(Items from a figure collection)
* * * * * * *

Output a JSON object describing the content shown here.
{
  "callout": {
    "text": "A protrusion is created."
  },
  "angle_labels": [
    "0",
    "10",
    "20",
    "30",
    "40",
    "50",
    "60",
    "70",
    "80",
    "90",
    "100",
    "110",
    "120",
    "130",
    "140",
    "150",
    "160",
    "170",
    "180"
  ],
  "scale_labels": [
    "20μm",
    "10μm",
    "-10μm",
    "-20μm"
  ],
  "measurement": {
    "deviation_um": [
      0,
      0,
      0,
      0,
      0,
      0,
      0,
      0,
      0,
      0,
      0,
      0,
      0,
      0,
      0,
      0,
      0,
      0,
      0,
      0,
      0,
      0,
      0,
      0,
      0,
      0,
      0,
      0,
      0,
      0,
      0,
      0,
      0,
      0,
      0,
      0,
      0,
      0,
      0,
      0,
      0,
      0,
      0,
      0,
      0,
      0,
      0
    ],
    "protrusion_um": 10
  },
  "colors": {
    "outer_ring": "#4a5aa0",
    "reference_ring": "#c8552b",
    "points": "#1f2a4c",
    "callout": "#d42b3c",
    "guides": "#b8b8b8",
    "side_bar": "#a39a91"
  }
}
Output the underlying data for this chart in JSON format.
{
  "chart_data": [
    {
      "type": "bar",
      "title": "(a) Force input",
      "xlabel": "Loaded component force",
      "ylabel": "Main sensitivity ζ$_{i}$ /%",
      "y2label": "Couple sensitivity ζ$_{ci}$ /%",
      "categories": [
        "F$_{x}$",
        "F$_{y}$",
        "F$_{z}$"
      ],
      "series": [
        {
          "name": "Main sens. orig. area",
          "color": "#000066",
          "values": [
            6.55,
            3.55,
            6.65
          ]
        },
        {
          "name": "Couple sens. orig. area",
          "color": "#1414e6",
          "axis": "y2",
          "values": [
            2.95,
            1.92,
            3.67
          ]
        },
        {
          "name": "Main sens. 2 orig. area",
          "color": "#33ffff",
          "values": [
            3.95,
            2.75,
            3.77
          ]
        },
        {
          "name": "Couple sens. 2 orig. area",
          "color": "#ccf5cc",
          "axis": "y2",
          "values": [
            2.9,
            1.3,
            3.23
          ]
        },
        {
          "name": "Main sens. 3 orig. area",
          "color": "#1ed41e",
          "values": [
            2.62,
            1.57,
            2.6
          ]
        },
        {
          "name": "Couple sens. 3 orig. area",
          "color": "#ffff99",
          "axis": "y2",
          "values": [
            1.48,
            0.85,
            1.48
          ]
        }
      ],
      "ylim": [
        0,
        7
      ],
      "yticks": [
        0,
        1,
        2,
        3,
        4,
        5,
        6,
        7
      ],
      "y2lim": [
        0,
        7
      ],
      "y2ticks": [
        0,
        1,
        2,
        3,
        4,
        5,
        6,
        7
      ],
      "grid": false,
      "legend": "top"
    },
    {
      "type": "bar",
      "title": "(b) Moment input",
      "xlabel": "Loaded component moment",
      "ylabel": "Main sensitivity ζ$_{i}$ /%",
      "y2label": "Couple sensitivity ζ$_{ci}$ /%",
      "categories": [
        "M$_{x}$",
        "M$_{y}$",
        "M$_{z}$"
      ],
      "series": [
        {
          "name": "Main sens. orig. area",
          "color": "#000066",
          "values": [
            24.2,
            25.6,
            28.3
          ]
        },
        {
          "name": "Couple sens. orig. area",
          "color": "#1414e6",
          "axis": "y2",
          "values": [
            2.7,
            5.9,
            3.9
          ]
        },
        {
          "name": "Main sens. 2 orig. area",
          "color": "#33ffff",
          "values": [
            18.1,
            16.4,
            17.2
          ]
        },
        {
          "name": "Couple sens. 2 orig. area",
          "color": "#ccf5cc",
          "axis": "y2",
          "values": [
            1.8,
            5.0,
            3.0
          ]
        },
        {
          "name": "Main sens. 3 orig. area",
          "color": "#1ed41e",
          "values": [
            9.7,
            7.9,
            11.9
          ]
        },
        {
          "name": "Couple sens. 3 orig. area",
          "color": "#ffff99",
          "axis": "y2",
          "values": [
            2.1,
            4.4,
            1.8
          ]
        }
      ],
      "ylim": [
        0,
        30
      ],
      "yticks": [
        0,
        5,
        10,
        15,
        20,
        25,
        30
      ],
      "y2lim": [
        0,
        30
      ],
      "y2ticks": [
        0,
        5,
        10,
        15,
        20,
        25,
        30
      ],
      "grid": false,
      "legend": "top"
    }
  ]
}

* * * * * * *

(Task statement) Every record shown above should be written out again exactly.

(Exercise result)
Output a JSON object describing the content shown here.
{
  "callout": {
    "text": "A protrusion is created."
  },
  "angle_labels": [
    "0",
    "10",
    "20",
    "30",
    "40",
    "50",
    "60",
    "70",
    "80",
    "90",
    "100",
    "110",
    "120",
    "130",
    "140",
    "150",
    "160",
    "170",
    "180"
  ],
  "scale_labels": [
    "20μm",
    "10μm",
    "-10μm",
    "-20μm"
  ],
  "measurement": {
    "deviation_um": [
      0,
      0,
      0,
      0,
      0,
      0,
      0,
      0,
      0,
      0,
      0,
      0,
      0,
      0,
      0,
      0,
      0,
      0,
      0,
      0,
      0,
      0,
      0,
      0,
      0,
      0,
      0,
      0,
      0,
      0,
      0,
      0,
      0,
      0,
      0,
      0,
      0,
      0,
      0,
      0,
      0,
      0,
      0,
      0,
      0,
      0,
      0
    ],
    "protrusion_um": 10
  },
  "colors": {
    "outer_ring": "#4a5aa0",
    "reference_ring": "#c8552b",
    "points": "#1f2a4c",
    "callout": "#d42b3c",
    "guides": "#b8b8b8",
    "side_bar": "#a39a91"
  }
}
Output the underlying data for this chart in JSON format.
{
  "chart_data": [
    {
      "type": "bar",
      "title": "(a) Force input",
      "xlabel": "Loaded component force",
      "ylabel": "Main sensitivity ζ$_{i}$ /%",
      "y2label": "Couple sensitivity ζ$_{ci}$ /%",
      "categories": [
        "F$_{x}$",
        "F$_{y}$",
        "F$_{z}$"
      ],
      "series": [
        {
          "name": "Main sens. orig. area",
          "color": "#000066",
          "values": [
            6.55,
            3.55,
            6.65
          ]
        },
        {
          "name": "Couple sens. orig. area",
          "color": "#1414e6",
          "axis": "y2",
          "values": [
            2.95,
            1.92,
            3.67
          ]
        },
        {
          "name": "Main sens. 2 orig. area",
          "color": "#33ffff",
          "values": [
            3.95,
            2.75,
            3.77
          ]
        },
        {
          "name": "Couple sens. 2 orig. area",
          "color": "#ccf5cc",
          "axis": "y2",
          "values": [
            2.9,
            1.3,
            3.23
          ]
        },
        {
          "name": "Main sens. 3 orig. area",
          "color": "#1ed41e",
          "values": [
            2.62,
            1.57,
            2.6
          ]
        },
        {
          "name": "Couple sens. 3 orig. area",
          "color": "#ffff99",
          "axis": "y2",
          "values": [
            1.48,
            0.85,
            1.48
          ]
        }
      ],
      "ylim": [
        0,
        7
      ],
      "yticks": [
        0,
        1,
        2,
        3,
        4,
        5,
        6,
        7
      ],
      "y2lim": [
        0,
        7
      ],
      "y2ticks": [
        0,
        1,
        2,
        3,
        4,
        5,
        6,
        7
      ],
      "grid": false,
      "legend": "top"
    },
    {
      "type": "bar",
      "title": "(b) Moment input",
      "xlabel": "Loaded component moment",
      "ylabel": "Main sensitivity ζ$_{i}$ /%",
      "y2label": "Couple sensitivity ζ$_{ci}$ /%",
      "categories": [
        "M$_{x}$",
        "M$_{y}$",
        "M$_{z}$"
      ],
      "series": [
        {
          "name": "Main sens. orig. area",
          "color": "#000066",
          "values": [
            24.2,
            25.6,
            28.3
          ]
        },
        {
          "name": "Couple sens. orig. area",
          "color": "#1414e6",
          "axis": "y2",
          "values": [
            2.7,
            5.9,
            3.9
          ]
        },
        {
          "name": "Main sens. 2 orig. area",
          "color": "#33ffff",
          "values": [
            18.1,
            16.4,
            17.2
          ]
        },
        {
          "name": "Couple sens. 2 orig. area",
          "color": "#ccf5cc",
          "axis": "y2",
          "values": [
            1.8,
            5.0,
            3.0
          ]
        },
        {
          "name": "Main sens. 3 orig. area",
          "color": "#1ed41e",
          "values": [
            9.7,
            7.9,
            11.9
          ]
        },
        {
          "name": "Couple sens. 3 orig. area",
          "color": "#ffff99",
          "axis": "y2",
          "values": [
            2.1,
            4.4,
            1.8
          ]
        }
      ],
      "ylim": [
        0,
        30
      ],
      "yticks": [
        0,
        5,
        10,
        15,
        20,
        25,
        30
      ],
      "y2lim": [
        0,
        30
      ],
      "y2ticks": [
        0,
        5,
        10,
        15,
        20,
        25,
        30
      ],
      "grid": false,
      "legend": "top"
    }
  ]
}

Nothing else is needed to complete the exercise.